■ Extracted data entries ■
╔══

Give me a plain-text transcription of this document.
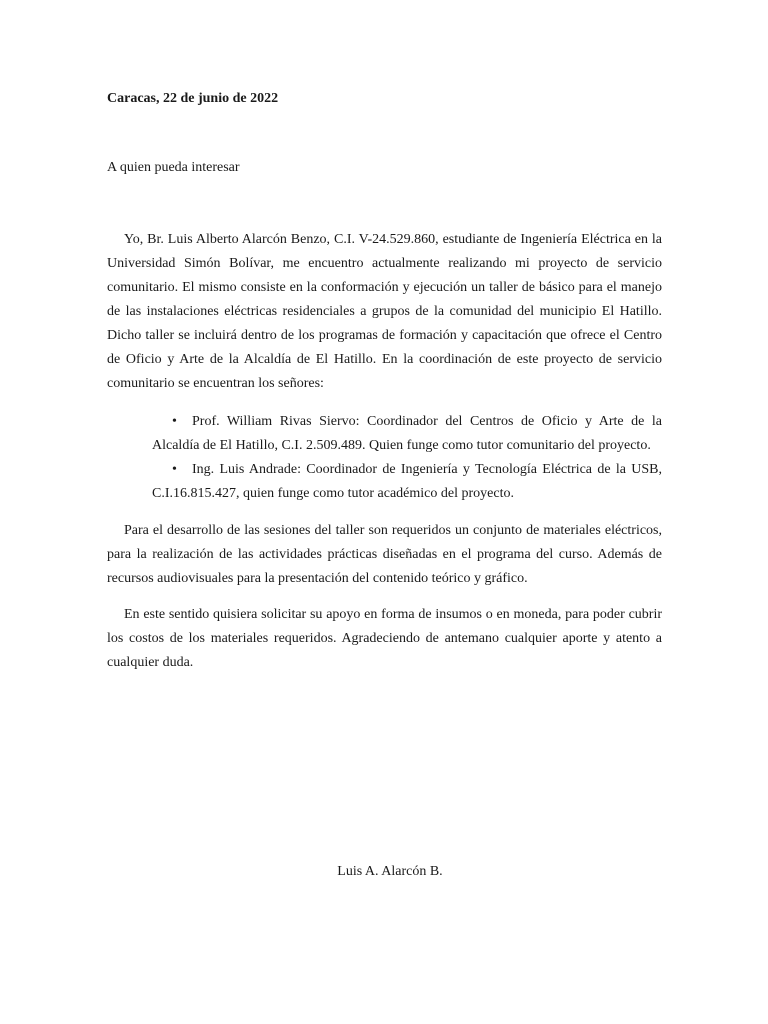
Caracas, 22 de junio de 2022
A quien pueda interesar

Yo, Br. Luis Alberto Alarcón Benzo, C.I. V-24.529.860, estudiante de Ingeniería Eléctrica en la Universidad Simón Bolívar, me encuentro actualmente realizando mi proyecto de servicio comunitario. El mismo consiste en la conformación y ejecución un taller de básico para el manejo de las instalaciones eléctricas residenciales a grupos de la comunidad del municipio El Hatillo. Dicho taller se incluirá dentro de los programas de formación y capacitación que ofrece el Centro de Oficio y Arte de la Alcaldía de El Hatillo. En la coordinación de este proyecto de servicio comunitario se encuentran los señores:

• Prof. William Rivas Siervo: Coordinador del Centros de Oficio y Arte de la Alcaldía de El Hatillo, C.I. 2.509.489. Quien funge como tutor comunitario del proyecto.
• Ing. Luis Andrade: Coordinador de Ingeniería y Tecnología Eléctrica de la USB, C.I.16.815.427, quien funge como tutor académico del proyecto.

Para el desarrollo de las sesiones del taller son requeridos un conjunto de materiales eléctricos, para la realización de las actividades prácticas diseñadas en el programa del curso. Además de recursos audiovisuales para la presentación del contenido teórico y gráfico.

En este sentido quisiera solicitar su apoyo en forma de insumos o en moneda, para poder cubrir los costos de los materiales requeridos. Agradeciendo de antemano cualquier aporte y atento a cualquier duda.

Luis A. Alarcón B.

╚══

Keep only the lines that hold the string "Hatillo", and copy them out.

Yo, Br. Luis Alberto Alarcón Benzo, C.I. V-24.529.860, estudiante de Ingeniería Eléctrica en la Universidad Simón Bolívar, me encuentro actualmente realizando mi proyecto de servicio comunitario. El mismo consiste en la conformación y ejecución un taller de básico para el manejo de las instalaciones eléctricas residenciales a grupos de la comunidad del municipio El Hatillo. Dicho taller se incluirá dentro de los programas de formación y capacitación que ofrece el Centro de Oficio y Arte de la Alcaldía de El Hatillo. En la coordinación de este proyecto de servicio comunitario se encuentran los señores:
• Prof. William Rivas Siervo: Coordinador del Centros de Oficio y Arte de la Alcaldía de El Hatillo, C.I. 2.509.489. Quien funge como tutor comunitario del proyecto.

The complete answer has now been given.